◆ DESCRIPTION OF THE TASK
Copy the records word for word, starting with the very first line and ending with the line that contains "x-tick-label: 2023: [839, 736, 877, 755]", including that line.

Start of DATASET EXCERPTS

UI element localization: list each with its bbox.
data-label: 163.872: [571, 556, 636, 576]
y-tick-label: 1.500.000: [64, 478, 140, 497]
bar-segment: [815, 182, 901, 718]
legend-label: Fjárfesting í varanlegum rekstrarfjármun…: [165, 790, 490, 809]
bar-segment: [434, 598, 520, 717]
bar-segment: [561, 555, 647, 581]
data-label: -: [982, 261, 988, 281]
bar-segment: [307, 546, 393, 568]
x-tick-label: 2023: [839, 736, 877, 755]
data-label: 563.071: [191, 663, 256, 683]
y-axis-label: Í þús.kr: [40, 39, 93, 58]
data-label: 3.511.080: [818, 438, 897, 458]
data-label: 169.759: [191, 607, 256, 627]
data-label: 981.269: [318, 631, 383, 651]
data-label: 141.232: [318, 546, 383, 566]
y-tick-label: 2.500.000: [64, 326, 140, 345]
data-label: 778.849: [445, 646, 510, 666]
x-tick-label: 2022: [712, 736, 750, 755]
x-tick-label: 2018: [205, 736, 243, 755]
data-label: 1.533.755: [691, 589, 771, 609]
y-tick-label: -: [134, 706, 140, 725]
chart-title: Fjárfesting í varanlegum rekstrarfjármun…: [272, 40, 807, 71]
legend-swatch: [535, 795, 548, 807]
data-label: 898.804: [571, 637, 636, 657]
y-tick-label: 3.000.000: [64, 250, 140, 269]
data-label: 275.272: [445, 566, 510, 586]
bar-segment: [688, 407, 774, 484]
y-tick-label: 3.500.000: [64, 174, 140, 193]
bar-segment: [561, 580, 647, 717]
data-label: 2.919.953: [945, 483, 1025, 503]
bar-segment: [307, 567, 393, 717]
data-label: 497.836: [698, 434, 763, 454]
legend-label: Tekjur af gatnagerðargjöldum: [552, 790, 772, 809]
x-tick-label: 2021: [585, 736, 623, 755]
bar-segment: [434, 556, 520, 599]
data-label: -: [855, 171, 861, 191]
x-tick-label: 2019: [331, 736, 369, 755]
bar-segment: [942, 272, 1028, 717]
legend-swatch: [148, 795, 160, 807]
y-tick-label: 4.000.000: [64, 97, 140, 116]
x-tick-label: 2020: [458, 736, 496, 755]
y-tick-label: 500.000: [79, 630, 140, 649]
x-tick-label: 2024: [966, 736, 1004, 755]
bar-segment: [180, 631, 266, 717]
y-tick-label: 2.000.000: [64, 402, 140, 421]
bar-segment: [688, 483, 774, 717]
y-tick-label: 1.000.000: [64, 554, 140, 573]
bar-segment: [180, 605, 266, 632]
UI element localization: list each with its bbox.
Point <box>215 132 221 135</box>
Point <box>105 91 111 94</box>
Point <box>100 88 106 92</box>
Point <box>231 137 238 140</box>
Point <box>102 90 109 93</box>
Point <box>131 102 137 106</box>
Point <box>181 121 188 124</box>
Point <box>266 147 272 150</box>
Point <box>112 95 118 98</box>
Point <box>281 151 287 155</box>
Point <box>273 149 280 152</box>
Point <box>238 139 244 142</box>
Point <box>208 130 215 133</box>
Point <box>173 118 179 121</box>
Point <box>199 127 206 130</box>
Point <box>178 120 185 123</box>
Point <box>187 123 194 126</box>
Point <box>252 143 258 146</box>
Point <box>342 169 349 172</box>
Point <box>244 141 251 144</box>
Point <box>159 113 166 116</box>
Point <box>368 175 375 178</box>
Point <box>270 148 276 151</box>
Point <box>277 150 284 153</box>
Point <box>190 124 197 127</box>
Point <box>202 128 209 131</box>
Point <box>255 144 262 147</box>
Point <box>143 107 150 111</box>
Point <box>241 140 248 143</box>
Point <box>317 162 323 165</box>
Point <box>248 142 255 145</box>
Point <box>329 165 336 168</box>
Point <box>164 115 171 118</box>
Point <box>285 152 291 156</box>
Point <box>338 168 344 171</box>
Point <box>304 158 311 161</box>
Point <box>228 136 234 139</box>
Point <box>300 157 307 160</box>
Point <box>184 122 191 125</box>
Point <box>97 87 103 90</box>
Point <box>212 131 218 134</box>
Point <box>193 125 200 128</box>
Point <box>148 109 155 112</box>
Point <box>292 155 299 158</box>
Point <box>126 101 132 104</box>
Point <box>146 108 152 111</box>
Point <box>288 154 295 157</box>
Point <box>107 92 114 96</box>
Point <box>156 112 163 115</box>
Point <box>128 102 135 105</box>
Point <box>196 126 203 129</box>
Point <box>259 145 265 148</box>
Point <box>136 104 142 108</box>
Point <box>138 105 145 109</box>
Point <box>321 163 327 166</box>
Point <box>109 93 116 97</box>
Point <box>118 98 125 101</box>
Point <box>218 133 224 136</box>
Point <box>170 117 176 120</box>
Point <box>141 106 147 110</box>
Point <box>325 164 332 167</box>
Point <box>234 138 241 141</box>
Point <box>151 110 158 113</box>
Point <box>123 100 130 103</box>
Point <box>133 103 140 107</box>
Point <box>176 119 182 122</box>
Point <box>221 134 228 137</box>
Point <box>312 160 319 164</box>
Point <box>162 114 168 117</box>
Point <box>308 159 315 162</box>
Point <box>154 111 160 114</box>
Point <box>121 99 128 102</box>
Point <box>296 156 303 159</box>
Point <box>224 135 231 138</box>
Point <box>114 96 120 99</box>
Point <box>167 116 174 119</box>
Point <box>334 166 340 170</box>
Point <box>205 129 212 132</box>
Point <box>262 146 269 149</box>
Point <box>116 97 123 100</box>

End of DATASET EXCERPTS

◆ THE ANSWER
UI element localization: list each with its bbox.
data-label: 163.872: [571, 556, 636, 576]
y-tick-label: 1.500.000: [64, 478, 140, 497]
bar-segment: [815, 182, 901, 718]
legend-label: Fjárfesting í varanlegum rekstrarfjármun…: [165, 790, 490, 809]
bar-segment: [434, 598, 520, 717]
bar-segment: [561, 555, 647, 581]
data-label: -: [982, 261, 988, 281]
bar-segment: [307, 546, 393, 568]
x-tick-label: 2023: [839, 736, 877, 755]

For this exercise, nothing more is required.